**Objective:**
Put every line from the first one down to the line containing "option-w-checkbox[interactable] — [428, 853, 503, 941]", both included, into a Markdown table with the columns Row and Line. Number each row and leave out blank lines.
>> start
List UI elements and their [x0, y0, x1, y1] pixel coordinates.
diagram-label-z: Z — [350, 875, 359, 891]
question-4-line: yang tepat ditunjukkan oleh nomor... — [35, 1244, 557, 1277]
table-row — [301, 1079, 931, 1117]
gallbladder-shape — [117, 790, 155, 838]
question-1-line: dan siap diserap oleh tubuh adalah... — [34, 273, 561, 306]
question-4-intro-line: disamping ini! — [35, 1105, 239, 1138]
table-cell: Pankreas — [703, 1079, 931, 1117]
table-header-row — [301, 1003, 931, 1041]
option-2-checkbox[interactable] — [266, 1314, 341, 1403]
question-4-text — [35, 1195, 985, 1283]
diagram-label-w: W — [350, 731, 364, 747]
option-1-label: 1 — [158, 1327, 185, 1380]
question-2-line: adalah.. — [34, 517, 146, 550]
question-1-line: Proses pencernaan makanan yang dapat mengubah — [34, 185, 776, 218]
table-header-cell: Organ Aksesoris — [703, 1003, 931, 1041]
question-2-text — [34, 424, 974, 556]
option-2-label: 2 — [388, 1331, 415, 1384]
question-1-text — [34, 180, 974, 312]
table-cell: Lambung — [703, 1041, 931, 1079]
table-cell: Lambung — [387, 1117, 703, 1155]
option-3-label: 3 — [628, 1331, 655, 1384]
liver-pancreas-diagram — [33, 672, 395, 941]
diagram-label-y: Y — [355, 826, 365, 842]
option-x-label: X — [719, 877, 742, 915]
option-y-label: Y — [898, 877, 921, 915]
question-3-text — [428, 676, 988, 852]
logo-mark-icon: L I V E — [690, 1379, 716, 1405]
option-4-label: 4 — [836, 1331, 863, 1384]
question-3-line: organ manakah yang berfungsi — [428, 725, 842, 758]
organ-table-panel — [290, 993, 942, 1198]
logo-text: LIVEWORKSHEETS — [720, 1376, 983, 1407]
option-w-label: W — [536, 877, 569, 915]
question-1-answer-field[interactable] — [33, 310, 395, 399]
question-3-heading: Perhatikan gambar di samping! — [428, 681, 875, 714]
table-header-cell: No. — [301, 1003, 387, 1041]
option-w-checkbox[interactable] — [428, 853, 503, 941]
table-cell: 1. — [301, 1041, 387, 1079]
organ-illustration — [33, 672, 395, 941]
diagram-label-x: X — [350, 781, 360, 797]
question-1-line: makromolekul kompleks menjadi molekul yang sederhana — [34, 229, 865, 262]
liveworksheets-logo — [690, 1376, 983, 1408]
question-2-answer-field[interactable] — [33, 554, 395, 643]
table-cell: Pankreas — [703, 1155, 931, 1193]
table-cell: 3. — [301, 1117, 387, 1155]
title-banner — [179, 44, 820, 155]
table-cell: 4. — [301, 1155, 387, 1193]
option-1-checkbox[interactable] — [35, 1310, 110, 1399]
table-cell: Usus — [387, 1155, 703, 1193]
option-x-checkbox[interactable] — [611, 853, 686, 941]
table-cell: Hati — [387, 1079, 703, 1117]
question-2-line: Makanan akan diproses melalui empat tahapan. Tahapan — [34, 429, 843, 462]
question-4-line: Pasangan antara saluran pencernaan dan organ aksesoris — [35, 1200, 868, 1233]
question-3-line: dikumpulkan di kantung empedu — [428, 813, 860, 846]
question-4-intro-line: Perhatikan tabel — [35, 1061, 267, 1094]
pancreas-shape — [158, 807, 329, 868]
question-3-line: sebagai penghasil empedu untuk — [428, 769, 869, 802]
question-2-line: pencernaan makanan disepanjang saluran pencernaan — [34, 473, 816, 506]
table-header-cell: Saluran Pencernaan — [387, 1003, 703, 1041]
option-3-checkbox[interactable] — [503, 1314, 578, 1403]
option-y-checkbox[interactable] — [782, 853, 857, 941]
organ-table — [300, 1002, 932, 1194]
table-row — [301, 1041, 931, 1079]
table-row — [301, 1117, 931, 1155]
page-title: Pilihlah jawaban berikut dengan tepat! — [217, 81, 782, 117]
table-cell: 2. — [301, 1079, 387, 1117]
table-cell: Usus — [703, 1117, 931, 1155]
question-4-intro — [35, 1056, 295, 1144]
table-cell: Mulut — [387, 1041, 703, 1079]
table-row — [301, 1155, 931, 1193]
>> end
**Output of the exercise:**
| Row | Line |
|---|---|
| 1 | List UI elements and their [x0, y0, x1, y1] pixel coordinates. |
| 2 | diagram-label-z: Z — [350, 875, 359, 891] |
| 3 | question-4-line: yang tepat ditunjukkan oleh nomor... — [35, 1244, 557, 1277] |
| 4 | table-row — [301, 1079, 931, 1117] |
| 5 | gallbladder-shape — [117, 790, 155, 838] |
| 6 | question-1-line: dan siap diserap oleh tubuh adalah... — [34, 273, 561, 306] |
| 7 | question-4-intro-line: disamping ini! — [35, 1105, 239, 1138] |
| 8 | table-cell: Pankreas — [703, 1079, 931, 1117] |
| 9 | table-header-row — [301, 1003, 931, 1041] |
| 10 | option-2-checkbox[interactable] — [266, 1314, 341, 1403] |
| 11 | question-4-text — [35, 1195, 985, 1283] |
| 12 | diagram-label-w: W — [350, 731, 364, 747] |
| 13 | option-1-label: 1 — [158, 1327, 185, 1380] |
| 14 | question-2-line: adalah.. — [34, 517, 146, 550] |
| 15 | question-1-line: Proses pencernaan makanan yang dapat mengubah — [34, 185, 776, 218] |
| 16 | table-header-cell: Organ Aksesoris — [703, 1003, 931, 1041] |
| 17 | question-2-text — [34, 424, 974, 556] |
| 18 | option-2-label: 2 — [388, 1331, 415, 1384] |
| 19 | question-1-text — [34, 180, 974, 312] |
| 20 | table-cell: Lambung — [703, 1041, 931, 1079] |
| 21 | table-cell: Lambung — [387, 1117, 703, 1155] |
| 22 | option-3-label: 3 — [628, 1331, 655, 1384] |
| 23 | liver-pancreas-diagram — [33, 672, 395, 941] |
| 24 | diagram-label-y: Y — [355, 826, 365, 842] |
| 25 | option-x-label: X — [719, 877, 742, 915] |
| 26 | option-y-label: Y — [898, 877, 921, 915] |
| 27 | question-3-text — [428, 676, 988, 852] |
| 28 | logo-mark-icon: L I V E — [690, 1379, 716, 1405] |
| 29 | option-4-label: 4 — [836, 1331, 863, 1384] |
| 30 | question-3-line: organ manakah yang berfungsi — [428, 725, 842, 758] |
| 31 | organ-table-panel — [290, 993, 942, 1198] |
| 32 | logo-text: LIVEWORKSHEETS — [720, 1376, 983, 1407] |
| 33 | option-w-label: W — [536, 877, 569, 915] |
| 34 | question-1-answer-field[interactable] — [33, 310, 395, 399] |
| 35 | question-3-heading: Perhatikan gambar di samping! — [428, 681, 875, 714] |
| 36 | table-header-cell: No. — [301, 1003, 387, 1041] |
| 37 | option-w-checkbox[interactable] — [428, 853, 503, 941] |